--- Provided entries ---

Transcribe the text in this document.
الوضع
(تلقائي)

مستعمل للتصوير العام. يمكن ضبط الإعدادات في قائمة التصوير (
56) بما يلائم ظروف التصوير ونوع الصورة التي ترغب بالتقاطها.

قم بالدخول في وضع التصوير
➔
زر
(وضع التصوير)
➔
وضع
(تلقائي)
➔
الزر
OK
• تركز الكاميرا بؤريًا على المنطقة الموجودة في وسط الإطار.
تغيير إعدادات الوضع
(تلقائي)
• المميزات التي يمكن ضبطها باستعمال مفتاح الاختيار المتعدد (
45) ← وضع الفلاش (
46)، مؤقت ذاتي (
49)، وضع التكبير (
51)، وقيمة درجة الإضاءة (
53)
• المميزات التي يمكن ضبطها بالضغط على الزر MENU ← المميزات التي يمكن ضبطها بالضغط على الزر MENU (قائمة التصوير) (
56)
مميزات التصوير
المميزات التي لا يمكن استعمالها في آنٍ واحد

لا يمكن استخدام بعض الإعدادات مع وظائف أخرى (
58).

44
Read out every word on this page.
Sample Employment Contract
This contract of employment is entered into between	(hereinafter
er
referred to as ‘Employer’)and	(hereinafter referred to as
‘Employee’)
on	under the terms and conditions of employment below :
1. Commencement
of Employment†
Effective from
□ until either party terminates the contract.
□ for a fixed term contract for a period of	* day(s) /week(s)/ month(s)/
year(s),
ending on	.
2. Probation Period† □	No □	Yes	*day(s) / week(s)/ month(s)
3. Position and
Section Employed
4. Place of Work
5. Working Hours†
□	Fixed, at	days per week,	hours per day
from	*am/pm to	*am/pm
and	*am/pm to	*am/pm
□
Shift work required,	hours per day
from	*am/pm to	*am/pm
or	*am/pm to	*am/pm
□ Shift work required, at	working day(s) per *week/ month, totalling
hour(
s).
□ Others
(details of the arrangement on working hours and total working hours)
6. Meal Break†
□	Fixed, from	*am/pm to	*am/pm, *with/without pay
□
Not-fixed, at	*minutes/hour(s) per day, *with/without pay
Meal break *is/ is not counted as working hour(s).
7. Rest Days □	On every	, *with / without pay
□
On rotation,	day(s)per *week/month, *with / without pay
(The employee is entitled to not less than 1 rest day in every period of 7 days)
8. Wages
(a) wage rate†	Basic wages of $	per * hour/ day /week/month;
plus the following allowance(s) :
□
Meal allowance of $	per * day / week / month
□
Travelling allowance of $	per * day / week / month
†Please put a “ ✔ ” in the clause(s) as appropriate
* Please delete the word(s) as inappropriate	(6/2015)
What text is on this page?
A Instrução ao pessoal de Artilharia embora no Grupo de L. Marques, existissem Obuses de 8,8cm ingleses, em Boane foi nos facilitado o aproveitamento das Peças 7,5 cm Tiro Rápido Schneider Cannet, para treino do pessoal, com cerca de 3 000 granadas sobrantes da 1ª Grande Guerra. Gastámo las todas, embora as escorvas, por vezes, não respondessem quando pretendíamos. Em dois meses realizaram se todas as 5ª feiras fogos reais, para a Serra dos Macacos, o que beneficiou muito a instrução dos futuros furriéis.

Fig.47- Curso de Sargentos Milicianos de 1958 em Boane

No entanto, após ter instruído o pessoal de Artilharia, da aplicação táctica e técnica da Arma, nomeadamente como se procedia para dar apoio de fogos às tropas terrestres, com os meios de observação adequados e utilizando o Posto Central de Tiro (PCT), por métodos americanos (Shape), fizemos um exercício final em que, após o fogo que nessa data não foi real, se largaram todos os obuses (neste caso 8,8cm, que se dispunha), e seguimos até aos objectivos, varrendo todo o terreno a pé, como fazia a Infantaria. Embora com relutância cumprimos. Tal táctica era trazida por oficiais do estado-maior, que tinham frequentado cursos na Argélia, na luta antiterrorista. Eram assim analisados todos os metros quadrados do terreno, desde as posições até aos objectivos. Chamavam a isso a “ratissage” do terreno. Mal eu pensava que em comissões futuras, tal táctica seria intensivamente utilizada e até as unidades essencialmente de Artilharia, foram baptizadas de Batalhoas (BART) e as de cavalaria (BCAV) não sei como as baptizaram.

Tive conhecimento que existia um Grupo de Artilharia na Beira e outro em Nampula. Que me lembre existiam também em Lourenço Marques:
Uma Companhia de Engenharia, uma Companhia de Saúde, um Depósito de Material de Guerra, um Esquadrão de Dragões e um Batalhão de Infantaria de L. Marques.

---

§ **Exercise**: Go through the records above and copy every line with the word "text".

§ **Task result**:
Transcribe the text in this document.
What text is on this page?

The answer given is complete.